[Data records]
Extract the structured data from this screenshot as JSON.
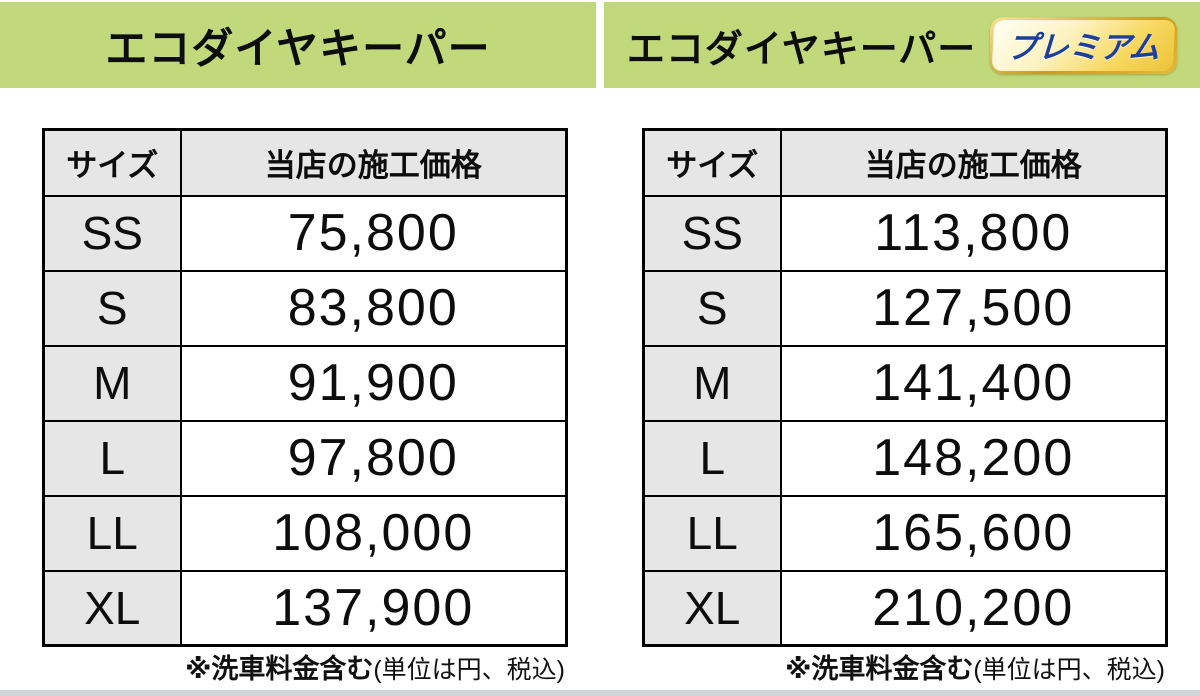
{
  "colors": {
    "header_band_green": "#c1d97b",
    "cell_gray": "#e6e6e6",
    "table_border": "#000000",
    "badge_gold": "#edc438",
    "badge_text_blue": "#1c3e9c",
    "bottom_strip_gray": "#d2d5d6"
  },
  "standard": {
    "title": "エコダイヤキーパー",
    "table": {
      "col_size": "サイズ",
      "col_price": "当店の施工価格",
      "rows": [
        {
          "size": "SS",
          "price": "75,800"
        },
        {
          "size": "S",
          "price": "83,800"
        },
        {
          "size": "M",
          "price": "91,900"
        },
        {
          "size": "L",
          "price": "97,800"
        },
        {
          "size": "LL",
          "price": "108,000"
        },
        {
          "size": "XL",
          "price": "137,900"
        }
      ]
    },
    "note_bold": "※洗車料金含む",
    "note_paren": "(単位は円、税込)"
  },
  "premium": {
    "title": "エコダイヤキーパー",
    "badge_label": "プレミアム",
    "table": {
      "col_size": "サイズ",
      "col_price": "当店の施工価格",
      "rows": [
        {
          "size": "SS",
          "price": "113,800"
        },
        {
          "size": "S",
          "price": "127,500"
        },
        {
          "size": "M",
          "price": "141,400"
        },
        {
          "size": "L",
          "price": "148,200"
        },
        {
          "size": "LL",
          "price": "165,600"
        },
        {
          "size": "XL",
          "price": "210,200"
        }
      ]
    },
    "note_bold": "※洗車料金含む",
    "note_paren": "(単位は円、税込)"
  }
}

- **Challenge**: Repeat the material above in full and exactly, apart from the pictures.

- **Answer for this exercise**:
Extract the structured data from this screenshot as JSON.
{
  "colors": {
    "header_band_green": "#c1d97b",
    "cell_gray": "#e6e6e6",
    "table_border": "#000000",
    "badge_gold": "#edc438",
    "badge_text_blue": "#1c3e9c",
    "bottom_strip_gray": "#d2d5d6"
  },
  "standard": {
    "title": "エコダイヤキーパー",
    "table": {
      "col_size": "サイズ",
      "col_price": "当店の施工価格",
      "rows": [
        {
          "size": "SS",
          "price": "75,800"
        },
        {
          "size": "S",
          "price": "83,800"
        },
        {
          "size": "M",
          "price": "91,900"
        },
        {
          "size": "L",
          "price": "97,800"
        },
        {
          "size": "LL",
          "price": "108,000"
        },
        {
          "size": "XL",
          "price": "137,900"
        }
      ]
    },
    "note_bold": "※洗車料金含む",
    "note_paren": "(単位は円、税込)"
  },
  "premium": {
    "title": "エコダイヤキーパー",
    "badge_label": "プレミアム",
    "table": {
      "col_size": "サイズ",
      "col_price": "当店の施工価格",
      "rows": [
        {
          "size": "SS",
          "price": "113,800"
        },
        {
          "size": "S",
          "price": "127,500"
        },
        {
          "size": "M",
          "price": "141,400"
        },
        {
          "size": "L",
          "price": "148,200"
        },
        {
          "size": "LL",
          "price": "165,600"
        },
        {
          "size": "XL",
          "price": "210,200"
        }
      ]
    },
    "note_bold": "※洗車料金含む",
    "note_paren": "(単位は円、税込)"
  }
}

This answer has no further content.